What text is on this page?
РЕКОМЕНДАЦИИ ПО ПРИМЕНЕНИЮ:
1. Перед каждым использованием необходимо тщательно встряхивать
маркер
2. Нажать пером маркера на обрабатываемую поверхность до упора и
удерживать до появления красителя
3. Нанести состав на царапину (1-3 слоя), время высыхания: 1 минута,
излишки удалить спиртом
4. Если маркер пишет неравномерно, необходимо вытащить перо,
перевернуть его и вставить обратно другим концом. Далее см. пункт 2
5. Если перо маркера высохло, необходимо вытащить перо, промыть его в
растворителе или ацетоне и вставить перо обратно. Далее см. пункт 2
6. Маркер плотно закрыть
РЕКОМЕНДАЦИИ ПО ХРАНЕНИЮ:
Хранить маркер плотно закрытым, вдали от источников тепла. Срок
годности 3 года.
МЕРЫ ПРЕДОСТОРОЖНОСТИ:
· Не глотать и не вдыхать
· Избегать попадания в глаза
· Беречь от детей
--------------------
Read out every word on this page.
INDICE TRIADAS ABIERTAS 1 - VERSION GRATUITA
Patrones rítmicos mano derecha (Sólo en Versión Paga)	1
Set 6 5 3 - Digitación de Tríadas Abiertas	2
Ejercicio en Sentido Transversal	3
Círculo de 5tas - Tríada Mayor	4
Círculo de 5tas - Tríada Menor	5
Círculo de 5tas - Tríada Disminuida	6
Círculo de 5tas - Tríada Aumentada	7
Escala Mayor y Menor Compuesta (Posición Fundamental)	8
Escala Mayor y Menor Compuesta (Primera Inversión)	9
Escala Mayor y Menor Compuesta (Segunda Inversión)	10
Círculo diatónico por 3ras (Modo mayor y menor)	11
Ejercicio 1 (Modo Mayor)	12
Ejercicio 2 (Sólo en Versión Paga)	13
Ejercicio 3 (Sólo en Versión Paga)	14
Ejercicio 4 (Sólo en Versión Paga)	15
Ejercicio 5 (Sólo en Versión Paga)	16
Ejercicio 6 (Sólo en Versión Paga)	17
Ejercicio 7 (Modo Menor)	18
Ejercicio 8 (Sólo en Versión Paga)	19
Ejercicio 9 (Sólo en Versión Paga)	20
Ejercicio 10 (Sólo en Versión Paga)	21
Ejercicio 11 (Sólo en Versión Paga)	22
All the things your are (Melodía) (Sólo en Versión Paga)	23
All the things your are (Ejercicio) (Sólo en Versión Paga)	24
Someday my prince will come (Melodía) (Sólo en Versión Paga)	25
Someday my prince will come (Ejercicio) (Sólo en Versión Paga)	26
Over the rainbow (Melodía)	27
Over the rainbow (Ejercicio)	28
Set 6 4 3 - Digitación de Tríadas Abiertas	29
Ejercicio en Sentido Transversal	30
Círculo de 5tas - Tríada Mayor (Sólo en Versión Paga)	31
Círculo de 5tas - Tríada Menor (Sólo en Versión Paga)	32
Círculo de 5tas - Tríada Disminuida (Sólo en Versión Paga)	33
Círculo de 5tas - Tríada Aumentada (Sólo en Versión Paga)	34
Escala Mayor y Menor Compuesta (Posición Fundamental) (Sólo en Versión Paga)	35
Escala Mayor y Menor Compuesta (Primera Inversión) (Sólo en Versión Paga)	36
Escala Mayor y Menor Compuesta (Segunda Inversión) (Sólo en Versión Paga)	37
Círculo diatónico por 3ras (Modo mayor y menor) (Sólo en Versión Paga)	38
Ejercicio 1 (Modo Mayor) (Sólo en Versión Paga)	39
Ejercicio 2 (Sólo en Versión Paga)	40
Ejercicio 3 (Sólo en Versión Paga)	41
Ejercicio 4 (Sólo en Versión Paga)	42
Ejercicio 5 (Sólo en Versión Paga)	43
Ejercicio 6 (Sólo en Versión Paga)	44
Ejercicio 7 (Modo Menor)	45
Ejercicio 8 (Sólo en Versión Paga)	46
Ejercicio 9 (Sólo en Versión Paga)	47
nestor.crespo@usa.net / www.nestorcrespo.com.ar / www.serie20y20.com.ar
--------------------
◆ Work instructions
Which lines above hold the word "Fundamental"? Copy each of them.

◆ Answer for the task
Escala Mayor y Menor Compuesta (Posición Fundamental)	8
Escala Mayor y Menor Compuesta (Posición Fundamental) (Sólo en Versión Paga)	35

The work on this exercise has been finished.